**Problem requirements**
Copy the lines below without any change, starting at the line that contains "y-tick-label: 2 — [74, 416, 81, 430]" and ending at the line that contains "legend-label: SEDENTARY —", with both of those lines included.
— Begin Source data —
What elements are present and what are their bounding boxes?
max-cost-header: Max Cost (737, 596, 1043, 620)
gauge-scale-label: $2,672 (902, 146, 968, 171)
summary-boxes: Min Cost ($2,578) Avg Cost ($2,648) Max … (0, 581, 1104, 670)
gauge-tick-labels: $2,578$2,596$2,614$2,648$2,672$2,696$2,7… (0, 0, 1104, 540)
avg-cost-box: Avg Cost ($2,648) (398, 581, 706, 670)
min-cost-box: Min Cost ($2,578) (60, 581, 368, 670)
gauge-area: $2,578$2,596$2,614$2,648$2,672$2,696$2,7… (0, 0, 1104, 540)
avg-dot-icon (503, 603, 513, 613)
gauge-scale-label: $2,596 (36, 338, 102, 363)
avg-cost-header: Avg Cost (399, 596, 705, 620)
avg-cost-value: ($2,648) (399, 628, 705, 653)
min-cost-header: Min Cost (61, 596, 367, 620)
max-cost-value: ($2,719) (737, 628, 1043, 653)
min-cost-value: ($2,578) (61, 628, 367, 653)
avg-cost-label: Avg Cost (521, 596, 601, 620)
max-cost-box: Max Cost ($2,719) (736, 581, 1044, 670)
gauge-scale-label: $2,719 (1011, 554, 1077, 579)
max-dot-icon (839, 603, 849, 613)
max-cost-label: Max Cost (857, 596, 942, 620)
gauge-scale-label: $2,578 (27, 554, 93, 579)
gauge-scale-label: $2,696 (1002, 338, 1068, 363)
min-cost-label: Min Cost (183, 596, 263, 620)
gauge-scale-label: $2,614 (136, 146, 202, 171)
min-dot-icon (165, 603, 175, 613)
— End Source data —
— Begin Source data —
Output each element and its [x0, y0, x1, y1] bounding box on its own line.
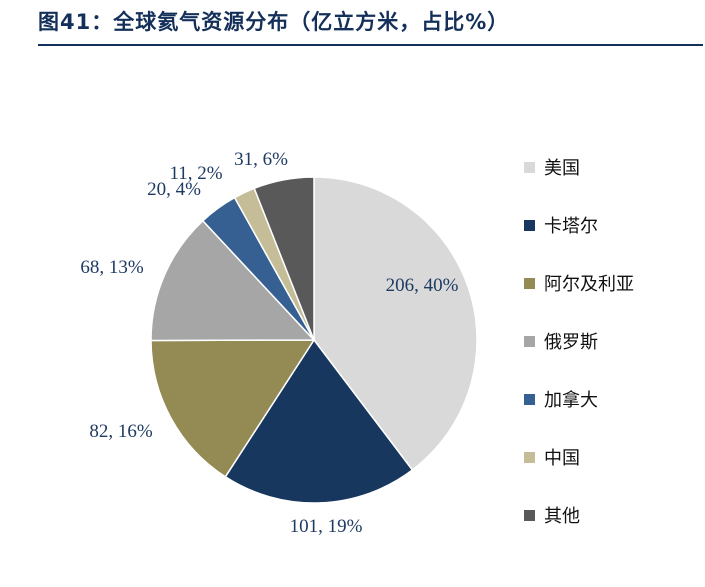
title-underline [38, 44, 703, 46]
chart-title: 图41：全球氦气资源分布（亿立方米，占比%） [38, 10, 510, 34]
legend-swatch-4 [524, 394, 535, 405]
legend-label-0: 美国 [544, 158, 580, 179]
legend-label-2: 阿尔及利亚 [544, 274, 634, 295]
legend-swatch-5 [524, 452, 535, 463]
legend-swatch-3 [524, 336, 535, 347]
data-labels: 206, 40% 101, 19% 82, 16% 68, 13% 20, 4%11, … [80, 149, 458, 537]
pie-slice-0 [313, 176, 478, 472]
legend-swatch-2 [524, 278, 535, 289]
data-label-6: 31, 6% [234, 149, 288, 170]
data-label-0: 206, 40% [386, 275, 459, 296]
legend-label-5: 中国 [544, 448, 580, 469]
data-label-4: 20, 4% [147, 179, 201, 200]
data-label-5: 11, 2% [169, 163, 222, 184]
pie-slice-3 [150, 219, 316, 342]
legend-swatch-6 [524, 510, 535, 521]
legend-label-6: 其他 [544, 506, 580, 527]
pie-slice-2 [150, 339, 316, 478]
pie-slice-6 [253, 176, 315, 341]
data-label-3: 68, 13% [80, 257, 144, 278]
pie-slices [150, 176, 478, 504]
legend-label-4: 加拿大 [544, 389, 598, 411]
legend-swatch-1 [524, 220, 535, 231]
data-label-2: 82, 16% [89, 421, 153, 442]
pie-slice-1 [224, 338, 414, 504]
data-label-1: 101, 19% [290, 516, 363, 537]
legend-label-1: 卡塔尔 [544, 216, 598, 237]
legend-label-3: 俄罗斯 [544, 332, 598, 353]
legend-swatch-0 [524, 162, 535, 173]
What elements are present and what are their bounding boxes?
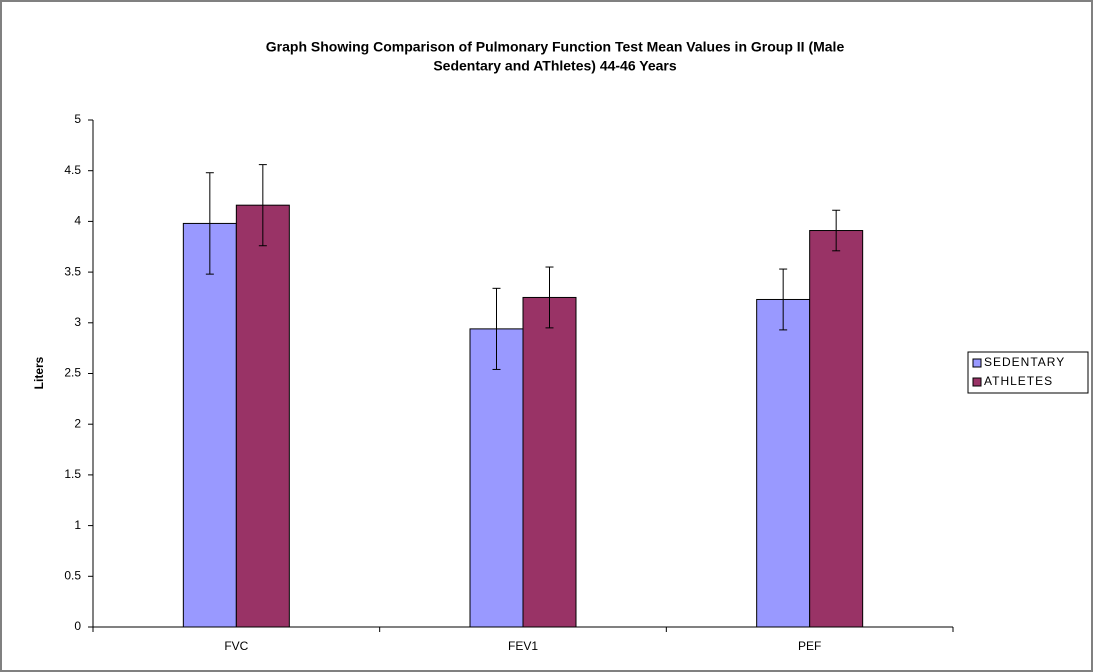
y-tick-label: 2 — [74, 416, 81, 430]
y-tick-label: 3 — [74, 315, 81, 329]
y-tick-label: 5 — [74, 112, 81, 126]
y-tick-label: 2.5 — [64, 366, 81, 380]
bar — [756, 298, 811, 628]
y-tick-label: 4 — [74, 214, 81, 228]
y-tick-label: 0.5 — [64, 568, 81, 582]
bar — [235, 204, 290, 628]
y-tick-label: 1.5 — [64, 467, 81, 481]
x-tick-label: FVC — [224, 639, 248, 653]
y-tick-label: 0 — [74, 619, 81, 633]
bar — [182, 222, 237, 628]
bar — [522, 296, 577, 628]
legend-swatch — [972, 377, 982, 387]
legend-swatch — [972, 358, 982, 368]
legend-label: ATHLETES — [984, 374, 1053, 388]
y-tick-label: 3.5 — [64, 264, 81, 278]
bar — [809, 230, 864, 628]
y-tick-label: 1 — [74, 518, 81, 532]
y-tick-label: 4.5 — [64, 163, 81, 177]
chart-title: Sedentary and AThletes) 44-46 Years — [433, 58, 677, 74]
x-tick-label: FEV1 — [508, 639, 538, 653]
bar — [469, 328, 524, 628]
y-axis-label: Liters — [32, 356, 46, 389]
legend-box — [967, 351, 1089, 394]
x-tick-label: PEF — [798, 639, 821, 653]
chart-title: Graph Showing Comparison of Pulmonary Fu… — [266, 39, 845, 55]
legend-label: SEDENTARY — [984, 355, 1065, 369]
— End Source data —
**The output**
y-tick-label: 2 — [74, 416, 81, 430]
y-tick-label: 3 — [74, 315, 81, 329]
y-tick-label: 5 — [74, 112, 81, 126]
y-tick-label: 2.5 — [64, 366, 81, 380]
bar — [756, 298, 811, 628]
y-tick-label: 4 — [74, 214, 81, 228]
y-tick-label: 0.5 — [64, 568, 81, 582]
bar — [235, 204, 290, 628]
y-tick-label: 1.5 — [64, 467, 81, 481]
x-tick-label: FVC — [224, 639, 248, 653]
y-tick-label: 0 — [74, 619, 81, 633]
bar — [182, 222, 237, 628]
bar — [522, 296, 577, 628]
legend-swatch — [972, 377, 982, 387]
legend-swatch — [972, 358, 982, 368]
legend-label: ATHLETES — [984, 374, 1053, 388]
y-tick-label: 3.5 — [64, 264, 81, 278]
bar — [809, 230, 864, 628]
y-tick-label: 1 — [74, 518, 81, 532]
y-tick-label: 4.5 — [64, 163, 81, 177]
chart-title: Sedentary and AThletes) 44-46 Years — [433, 58, 677, 74]
x-tick-label: FEV1 — [508, 639, 538, 653]
bar — [469, 328, 524, 628]
y-axis-label: Liters — [32, 356, 46, 389]
legend-box — [967, 351, 1089, 394]
x-tick-label: PEF — [798, 639, 821, 653]
chart-title: Graph Showing Comparison of Pulmonary Fu… — [266, 39, 845, 55]
legend-label: SEDENTARY — [984, 355, 1065, 369]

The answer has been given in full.